Objective |
Output all of the records exactly as written.

+++ The records

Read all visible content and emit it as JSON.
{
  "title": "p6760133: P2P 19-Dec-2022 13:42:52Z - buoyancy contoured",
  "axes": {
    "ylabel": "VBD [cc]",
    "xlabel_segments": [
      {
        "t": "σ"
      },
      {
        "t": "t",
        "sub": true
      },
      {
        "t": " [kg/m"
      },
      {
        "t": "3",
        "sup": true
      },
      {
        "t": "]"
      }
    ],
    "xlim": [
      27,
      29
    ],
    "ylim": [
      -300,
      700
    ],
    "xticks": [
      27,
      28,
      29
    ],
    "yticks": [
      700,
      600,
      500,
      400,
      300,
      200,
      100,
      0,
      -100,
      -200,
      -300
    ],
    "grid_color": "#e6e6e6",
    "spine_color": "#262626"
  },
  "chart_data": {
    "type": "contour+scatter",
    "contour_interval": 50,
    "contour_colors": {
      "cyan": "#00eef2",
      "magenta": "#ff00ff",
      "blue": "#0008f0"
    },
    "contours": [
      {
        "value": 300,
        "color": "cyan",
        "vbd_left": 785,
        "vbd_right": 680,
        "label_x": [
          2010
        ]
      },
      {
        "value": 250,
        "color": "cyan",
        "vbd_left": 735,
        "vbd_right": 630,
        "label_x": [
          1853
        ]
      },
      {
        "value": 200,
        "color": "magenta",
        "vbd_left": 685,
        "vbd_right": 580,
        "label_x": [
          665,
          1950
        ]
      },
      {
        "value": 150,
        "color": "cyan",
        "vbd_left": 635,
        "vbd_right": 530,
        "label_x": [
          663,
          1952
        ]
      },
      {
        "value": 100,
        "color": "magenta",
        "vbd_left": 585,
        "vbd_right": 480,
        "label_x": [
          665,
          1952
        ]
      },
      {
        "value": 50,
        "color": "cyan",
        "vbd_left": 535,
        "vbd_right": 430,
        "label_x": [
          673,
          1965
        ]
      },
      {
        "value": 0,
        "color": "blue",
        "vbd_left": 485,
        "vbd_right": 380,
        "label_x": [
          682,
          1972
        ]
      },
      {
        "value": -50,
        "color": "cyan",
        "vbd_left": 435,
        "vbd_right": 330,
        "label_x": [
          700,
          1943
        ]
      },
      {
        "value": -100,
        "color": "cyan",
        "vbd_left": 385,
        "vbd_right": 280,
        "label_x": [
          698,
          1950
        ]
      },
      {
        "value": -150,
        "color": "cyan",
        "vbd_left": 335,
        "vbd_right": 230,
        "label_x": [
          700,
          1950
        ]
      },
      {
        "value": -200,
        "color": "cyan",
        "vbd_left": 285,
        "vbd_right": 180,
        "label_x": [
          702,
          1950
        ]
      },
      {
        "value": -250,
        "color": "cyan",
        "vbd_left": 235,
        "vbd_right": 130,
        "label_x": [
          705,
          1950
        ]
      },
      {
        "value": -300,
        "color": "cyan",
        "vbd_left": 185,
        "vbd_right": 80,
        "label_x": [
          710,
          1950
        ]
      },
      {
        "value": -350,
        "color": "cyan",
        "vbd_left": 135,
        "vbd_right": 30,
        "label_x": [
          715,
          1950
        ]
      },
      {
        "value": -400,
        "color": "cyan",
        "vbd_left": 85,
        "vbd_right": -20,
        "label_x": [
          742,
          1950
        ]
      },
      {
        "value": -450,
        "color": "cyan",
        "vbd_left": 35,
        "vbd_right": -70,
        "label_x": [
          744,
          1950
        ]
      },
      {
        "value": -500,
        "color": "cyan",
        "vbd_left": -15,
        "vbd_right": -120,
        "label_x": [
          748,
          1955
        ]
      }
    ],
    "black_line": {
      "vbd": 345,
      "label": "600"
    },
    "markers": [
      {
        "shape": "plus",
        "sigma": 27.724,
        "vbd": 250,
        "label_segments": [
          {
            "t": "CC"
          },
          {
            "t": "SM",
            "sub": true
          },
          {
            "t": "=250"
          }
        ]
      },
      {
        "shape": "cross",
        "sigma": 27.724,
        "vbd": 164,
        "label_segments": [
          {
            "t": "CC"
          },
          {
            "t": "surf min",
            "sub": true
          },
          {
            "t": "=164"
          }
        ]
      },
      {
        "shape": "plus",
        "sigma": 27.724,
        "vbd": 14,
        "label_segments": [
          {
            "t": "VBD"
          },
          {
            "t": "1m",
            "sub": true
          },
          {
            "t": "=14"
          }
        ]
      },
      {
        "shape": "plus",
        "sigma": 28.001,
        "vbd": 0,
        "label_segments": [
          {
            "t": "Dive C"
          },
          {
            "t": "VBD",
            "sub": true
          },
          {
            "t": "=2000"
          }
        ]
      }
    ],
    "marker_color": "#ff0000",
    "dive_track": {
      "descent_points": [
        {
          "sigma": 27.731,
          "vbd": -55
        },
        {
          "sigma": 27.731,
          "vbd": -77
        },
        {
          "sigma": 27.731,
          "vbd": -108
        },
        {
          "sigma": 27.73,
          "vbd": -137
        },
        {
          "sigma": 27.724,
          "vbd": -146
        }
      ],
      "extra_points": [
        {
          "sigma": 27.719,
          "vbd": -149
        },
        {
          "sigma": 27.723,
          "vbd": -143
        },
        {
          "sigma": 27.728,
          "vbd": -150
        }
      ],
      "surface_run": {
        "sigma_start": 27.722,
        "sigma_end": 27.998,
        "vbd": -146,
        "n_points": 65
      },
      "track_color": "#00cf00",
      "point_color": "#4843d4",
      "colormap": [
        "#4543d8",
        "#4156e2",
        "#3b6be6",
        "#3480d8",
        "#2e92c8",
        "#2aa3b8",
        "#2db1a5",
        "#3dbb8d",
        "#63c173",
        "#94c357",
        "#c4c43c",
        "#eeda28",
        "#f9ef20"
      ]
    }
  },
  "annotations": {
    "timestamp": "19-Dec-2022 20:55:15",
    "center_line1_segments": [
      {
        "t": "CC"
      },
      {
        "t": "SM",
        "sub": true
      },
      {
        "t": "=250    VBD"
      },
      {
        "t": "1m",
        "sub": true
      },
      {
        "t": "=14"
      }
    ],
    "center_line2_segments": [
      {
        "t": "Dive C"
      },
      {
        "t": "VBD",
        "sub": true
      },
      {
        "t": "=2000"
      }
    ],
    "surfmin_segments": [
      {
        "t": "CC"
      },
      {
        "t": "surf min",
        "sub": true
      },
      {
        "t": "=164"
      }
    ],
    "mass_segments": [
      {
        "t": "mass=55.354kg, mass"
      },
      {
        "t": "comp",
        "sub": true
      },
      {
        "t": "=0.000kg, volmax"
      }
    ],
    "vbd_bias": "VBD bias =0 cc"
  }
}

++++++

Solution to the problem |
Read all visible content and emit it as JSON.
{
  "title": "p6760133: P2P 19-Dec-2022 13:42:52Z - buoyancy contoured",
  "axes": {
    "ylabel": "VBD [cc]",
    "xlabel_segments": [
      {
        "t": "σ"
      },
      {
        "t": "t",
        "sub": true
      },
      {
        "t": " [kg/m"
      },
      {
        "t": "3",
        "sup": true
      },
      {
        "t": "]"
      }
    ],
    "xlim": [
      27,
      29
    ],
    "ylim": [
      -300,
      700
    ],
    "xticks": [
      27,
      28,
      29
    ],
    "yticks": [
      700,
      600,
      500,
      400,
      300,
      200,
      100,
      0,
      -100,
      -200,
      -300
    ],
    "grid_color": "#e6e6e6",
    "spine_color": "#262626"
  },
  "chart_data": {
    "type": "contour+scatter",
    "contour_interval": 50,
    "contour_colors": {
      "cyan": "#00eef2",
      "magenta": "#ff00ff",
      "blue": "#0008f0"
    },
    "contours": [
      {
        "value": 300,
        "color": "cyan",
        "vbd_left": 785,
        "vbd_right": 680,
        "label_x": [
          2010
        ]
      },
      {
        "value": 250,
        "color": "cyan",
        "vbd_left": 735,
        "vbd_right": 630,
        "label_x": [
          1853
        ]
      },
      {
        "value": 200,
        "color": "magenta",
        "vbd_left": 685,
        "vbd_right": 580,
        "label_x": [
          665,
          1950
        ]
      },
      {
        "value": 150,
        "color": "cyan",
        "vbd_left": 635,
        "vbd_right": 530,
        "label_x": [
          663,
          1952
        ]
      },
      {
        "value": 100,
        "color": "magenta",
        "vbd_left": 585,
        "vbd_right": 480,
        "label_x": [
          665,
          1952
        ]
      },
      {
        "value": 50,
        "color": "cyan",
        "vbd_left": 535,
        "vbd_right": 430,
        "label_x": [
          673,
          1965
        ]
      },
      {
        "value": 0,
        "color": "blue",
        "vbd_left": 485,
        "vbd_right": 380,
        "label_x": [
          682,
          1972
        ]
      },
      {
        "value": -50,
        "color": "cyan",
        "vbd_left": 435,
        "vbd_right": 330,
        "label_x": [
          700,
          1943
        ]
      },
      {
        "value": -100,
        "color": "cyan",
        "vbd_left": 385,
        "vbd_right": 280,
        "label_x": [
          698,
          1950
        ]
      },
      {
        "value": -150,
        "color": "cyan",
        "vbd_left": 335,
        "vbd_right": 230,
        "label_x": [
          700,
          1950
        ]
      },
      {
        "value": -200,
        "color": "cyan",
        "vbd_left": 285,
        "vbd_right": 180,
        "label_x": [
          702,
          1950
        ]
      },
      {
        "value": -250,
        "color": "cyan",
        "vbd_left": 235,
        "vbd_right": 130,
        "label_x": [
          705,
          1950
        ]
      },
      {
        "value": -300,
        "color": "cyan",
        "vbd_left": 185,
        "vbd_right": 80,
        "label_x": [
          710,
          1950
        ]
      },
      {
        "value": -350,
        "color": "cyan",
        "vbd_left": 135,
        "vbd_right": 30,
        "label_x": [
          715,
          1950
        ]
      },
      {
        "value": -400,
        "color": "cyan",
        "vbd_left": 85,
        "vbd_right": -20,
        "label_x": [
          742,
          1950
        ]
      },
      {
        "value": -450,
        "color": "cyan",
        "vbd_left": 35,
        "vbd_right": -70,
        "label_x": [
          744,
          1950
        ]
      },
      {
        "value": -500,
        "color": "cyan",
        "vbd_left": -15,
        "vbd_right": -120,
        "label_x": [
          748,
          1955
        ]
      }
    ],
    "black_line": {
      "vbd": 345,
      "label": "600"
    },
    "markers": [
      {
        "shape": "plus",
        "sigma": 27.724,
        "vbd": 250,
        "label_segments": [
          {
            "t": "CC"
          },
          {
            "t": "SM",
            "sub": true
          },
          {
            "t": "=250"
          }
        ]
      },
      {
        "shape": "cross",
        "sigma": 27.724,
        "vbd": 164,
        "label_segments": [
          {
            "t": "CC"
          },
          {
            "t": "surf min",
            "sub": true
          },
          {
            "t": "=164"
          }
        ]
      },
      {
        "shape": "plus",
        "sigma": 27.724,
        "vbd": 14,
        "label_segments": [
          {
            "t": "VBD"
          },
          {
            "t": "1m",
            "sub": true
          },
          {
            "t": "=14"
          }
        ]
      },
      {
        "shape": "plus",
        "sigma": 28.001,
        "vbd": 0,
        "label_segments": [
          {
            "t": "Dive C"
          },
          {
            "t": "VBD",
            "sub": true
          },
          {
            "t": "=2000"
          }
        ]
      }
    ],
    "marker_color": "#ff0000",
    "dive_track": {
      "descent_points": [
        {
          "sigma": 27.731,
          "vbd": -55
        },
        {
          "sigma": 27.731,
          "vbd": -77
        },
        {
          "sigma": 27.731,
          "vbd": -108
        },
        {
          "sigma": 27.73,
          "vbd": -137
        },
        {
          "sigma": 27.724,
          "vbd": -146
        }
      ],
      "extra_points": [
        {
          "sigma": 27.719,
          "vbd": -149
        },
        {
          "sigma": 27.723,
          "vbd": -143
        },
        {
          "sigma": 27.728,
          "vbd": -150
        }
      ],
      "surface_run": {
        "sigma_start": 27.722,
        "sigma_end": 27.998,
        "vbd": -146,
        "n_points": 65
      },
      "track_color": "#00cf00",
      "point_color": "#4843d4",
      "colormap": [
        "#4543d8",
        "#4156e2",
        "#3b6be6",
        "#3480d8",
        "#2e92c8",
        "#2aa3b8",
        "#2db1a5",
        "#3dbb8d",
        "#63c173",
        "#94c357",
        "#c4c43c",
        "#eeda28",
        "#f9ef20"
      ]
    }
  },
  "annotations": {
    "timestamp": "19-Dec-2022 20:55:15",
    "center_line1_segments": [
      {
        "t": "CC"
      },
      {
        "t": "SM",
        "sub": true
      },
      {
        "t": "=250    VBD"
      },
      {
        "t": "1m",
        "sub": true
      },
      {
        "t": "=14"
      }
    ],
    "center_line2_segments": [
      {
        "t": "Dive C"
      },
      {
        "t": "VBD",
        "sub": true
      },
      {
        "t": "=2000"
      }
    ],
    "surfmin_segments": [
      {
        "t": "CC"
      },
      {
        "t": "surf min",
        "sub": true
      },
      {
        "t": "=164"
      }
    ],
    "mass_segments": [
      {
        "t": "mass=55.354kg, mass"
      },
      {
        "t": "comp",
        "sub": true
      },
      {
        "t": "=0.000kg, volmax"
      }
    ],
    "vbd_bias": "VBD bias =0 cc"
  }
}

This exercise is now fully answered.